[Start Working data]

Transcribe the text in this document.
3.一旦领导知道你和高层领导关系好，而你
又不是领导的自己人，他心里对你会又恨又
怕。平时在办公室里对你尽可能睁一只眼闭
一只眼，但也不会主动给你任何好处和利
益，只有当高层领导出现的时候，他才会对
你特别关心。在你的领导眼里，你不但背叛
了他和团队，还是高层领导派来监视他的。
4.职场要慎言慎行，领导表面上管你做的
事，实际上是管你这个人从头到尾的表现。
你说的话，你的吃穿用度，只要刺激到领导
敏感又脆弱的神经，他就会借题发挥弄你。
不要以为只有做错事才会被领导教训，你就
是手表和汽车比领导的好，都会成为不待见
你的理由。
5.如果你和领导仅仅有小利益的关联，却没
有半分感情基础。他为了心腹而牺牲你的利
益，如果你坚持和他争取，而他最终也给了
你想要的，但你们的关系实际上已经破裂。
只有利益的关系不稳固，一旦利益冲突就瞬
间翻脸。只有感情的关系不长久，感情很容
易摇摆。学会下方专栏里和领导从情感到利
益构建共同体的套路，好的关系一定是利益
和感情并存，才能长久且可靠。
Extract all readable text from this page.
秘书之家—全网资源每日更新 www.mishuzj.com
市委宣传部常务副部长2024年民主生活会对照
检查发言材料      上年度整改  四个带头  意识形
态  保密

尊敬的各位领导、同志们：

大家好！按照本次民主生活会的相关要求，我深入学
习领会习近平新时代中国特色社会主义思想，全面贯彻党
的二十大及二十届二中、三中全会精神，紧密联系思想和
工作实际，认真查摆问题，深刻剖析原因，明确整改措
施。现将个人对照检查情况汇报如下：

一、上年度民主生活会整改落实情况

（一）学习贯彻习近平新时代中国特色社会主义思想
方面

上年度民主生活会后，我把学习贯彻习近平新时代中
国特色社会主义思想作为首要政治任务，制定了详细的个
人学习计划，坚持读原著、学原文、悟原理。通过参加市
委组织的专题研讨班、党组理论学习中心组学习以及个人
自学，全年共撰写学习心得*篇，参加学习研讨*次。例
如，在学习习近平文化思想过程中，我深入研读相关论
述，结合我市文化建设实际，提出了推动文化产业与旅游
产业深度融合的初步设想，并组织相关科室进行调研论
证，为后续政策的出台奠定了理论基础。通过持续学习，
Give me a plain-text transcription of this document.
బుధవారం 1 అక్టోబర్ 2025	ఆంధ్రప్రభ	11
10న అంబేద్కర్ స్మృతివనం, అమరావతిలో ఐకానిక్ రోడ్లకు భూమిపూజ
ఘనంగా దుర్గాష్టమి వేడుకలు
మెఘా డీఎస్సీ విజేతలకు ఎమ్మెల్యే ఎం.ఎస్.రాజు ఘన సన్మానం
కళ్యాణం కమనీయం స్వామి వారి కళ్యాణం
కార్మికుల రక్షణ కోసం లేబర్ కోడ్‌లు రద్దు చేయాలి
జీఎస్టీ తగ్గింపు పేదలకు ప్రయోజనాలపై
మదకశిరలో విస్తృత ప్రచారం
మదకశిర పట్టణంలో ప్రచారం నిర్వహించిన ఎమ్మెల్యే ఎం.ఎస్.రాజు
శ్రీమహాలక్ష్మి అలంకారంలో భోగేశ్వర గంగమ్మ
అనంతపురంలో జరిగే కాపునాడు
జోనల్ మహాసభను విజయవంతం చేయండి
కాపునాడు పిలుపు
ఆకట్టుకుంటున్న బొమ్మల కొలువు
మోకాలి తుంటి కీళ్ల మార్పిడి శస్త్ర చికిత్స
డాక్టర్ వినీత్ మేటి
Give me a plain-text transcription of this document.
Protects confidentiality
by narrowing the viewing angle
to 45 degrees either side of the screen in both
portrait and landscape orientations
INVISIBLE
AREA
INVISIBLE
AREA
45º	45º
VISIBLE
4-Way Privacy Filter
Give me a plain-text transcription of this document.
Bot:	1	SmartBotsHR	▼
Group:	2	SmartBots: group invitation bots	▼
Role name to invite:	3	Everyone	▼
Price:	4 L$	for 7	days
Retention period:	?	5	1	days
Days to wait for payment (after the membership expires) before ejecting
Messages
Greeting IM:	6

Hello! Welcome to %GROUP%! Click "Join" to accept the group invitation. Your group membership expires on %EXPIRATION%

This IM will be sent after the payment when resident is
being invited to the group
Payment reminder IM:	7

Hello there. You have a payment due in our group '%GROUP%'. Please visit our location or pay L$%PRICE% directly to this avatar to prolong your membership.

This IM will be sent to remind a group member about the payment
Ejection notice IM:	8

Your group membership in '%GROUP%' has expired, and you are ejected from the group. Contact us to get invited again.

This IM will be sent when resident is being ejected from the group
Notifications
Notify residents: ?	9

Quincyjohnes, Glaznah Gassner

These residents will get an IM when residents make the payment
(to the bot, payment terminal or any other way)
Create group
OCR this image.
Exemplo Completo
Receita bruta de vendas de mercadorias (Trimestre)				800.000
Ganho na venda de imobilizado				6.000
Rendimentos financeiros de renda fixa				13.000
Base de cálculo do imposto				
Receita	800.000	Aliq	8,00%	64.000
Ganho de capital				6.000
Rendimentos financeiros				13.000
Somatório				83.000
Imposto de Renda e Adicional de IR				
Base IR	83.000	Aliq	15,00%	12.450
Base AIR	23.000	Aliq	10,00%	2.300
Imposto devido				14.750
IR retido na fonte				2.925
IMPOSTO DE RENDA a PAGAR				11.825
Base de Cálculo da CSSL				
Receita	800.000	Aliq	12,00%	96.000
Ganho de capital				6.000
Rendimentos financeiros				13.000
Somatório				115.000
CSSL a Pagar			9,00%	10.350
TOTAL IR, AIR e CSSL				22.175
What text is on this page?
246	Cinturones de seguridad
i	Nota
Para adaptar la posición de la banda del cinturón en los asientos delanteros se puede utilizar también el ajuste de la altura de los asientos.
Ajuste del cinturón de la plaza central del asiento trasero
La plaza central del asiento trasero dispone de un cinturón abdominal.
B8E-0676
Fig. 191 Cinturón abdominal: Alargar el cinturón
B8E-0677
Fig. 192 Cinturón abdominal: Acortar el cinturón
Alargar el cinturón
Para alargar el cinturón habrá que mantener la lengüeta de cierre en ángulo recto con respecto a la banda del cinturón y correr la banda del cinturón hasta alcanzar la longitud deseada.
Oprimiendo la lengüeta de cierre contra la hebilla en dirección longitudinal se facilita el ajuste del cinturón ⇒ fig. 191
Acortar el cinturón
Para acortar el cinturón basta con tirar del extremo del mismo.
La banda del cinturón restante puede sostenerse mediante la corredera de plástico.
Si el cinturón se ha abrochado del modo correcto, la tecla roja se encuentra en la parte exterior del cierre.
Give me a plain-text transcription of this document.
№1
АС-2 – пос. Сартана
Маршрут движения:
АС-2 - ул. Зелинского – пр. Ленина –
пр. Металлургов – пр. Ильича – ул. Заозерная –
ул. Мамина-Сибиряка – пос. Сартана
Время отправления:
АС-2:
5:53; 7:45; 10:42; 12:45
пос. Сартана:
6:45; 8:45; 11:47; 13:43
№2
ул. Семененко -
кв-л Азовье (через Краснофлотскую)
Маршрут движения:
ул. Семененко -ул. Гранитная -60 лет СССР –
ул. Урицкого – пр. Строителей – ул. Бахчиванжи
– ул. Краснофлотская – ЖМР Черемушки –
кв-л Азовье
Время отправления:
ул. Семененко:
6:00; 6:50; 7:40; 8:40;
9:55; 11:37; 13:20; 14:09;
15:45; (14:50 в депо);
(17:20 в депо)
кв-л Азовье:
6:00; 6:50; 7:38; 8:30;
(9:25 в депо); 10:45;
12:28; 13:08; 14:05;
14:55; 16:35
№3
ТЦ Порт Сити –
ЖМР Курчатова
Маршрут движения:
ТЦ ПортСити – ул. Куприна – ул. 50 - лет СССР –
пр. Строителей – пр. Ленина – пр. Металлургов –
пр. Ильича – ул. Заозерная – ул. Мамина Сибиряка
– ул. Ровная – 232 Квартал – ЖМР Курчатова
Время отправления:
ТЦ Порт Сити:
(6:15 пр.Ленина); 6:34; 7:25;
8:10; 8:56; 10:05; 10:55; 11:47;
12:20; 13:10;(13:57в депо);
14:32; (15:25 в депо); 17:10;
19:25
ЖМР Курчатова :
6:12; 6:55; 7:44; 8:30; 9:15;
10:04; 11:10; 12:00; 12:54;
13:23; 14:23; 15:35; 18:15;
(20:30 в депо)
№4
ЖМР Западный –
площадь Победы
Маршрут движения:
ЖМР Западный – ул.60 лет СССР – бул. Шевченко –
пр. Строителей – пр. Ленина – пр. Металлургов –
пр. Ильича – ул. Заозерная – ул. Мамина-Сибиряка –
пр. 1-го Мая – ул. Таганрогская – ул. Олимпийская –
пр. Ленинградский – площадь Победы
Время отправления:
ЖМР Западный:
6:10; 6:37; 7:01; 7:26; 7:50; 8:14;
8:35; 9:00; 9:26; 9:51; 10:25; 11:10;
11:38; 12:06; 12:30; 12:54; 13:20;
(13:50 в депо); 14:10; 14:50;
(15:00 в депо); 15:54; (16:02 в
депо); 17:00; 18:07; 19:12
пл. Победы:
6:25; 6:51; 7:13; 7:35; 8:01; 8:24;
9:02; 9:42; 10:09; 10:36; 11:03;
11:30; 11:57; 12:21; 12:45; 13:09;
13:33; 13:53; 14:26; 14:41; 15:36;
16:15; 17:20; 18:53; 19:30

[End Working data]

Objective ▸ Go through the material and select each line with the string "Семененко" in it.

Solved exercise ▸
ул. Семененко -
ул. Семененко -ул. Гранитная -60 лет СССР –
ул. Семененко:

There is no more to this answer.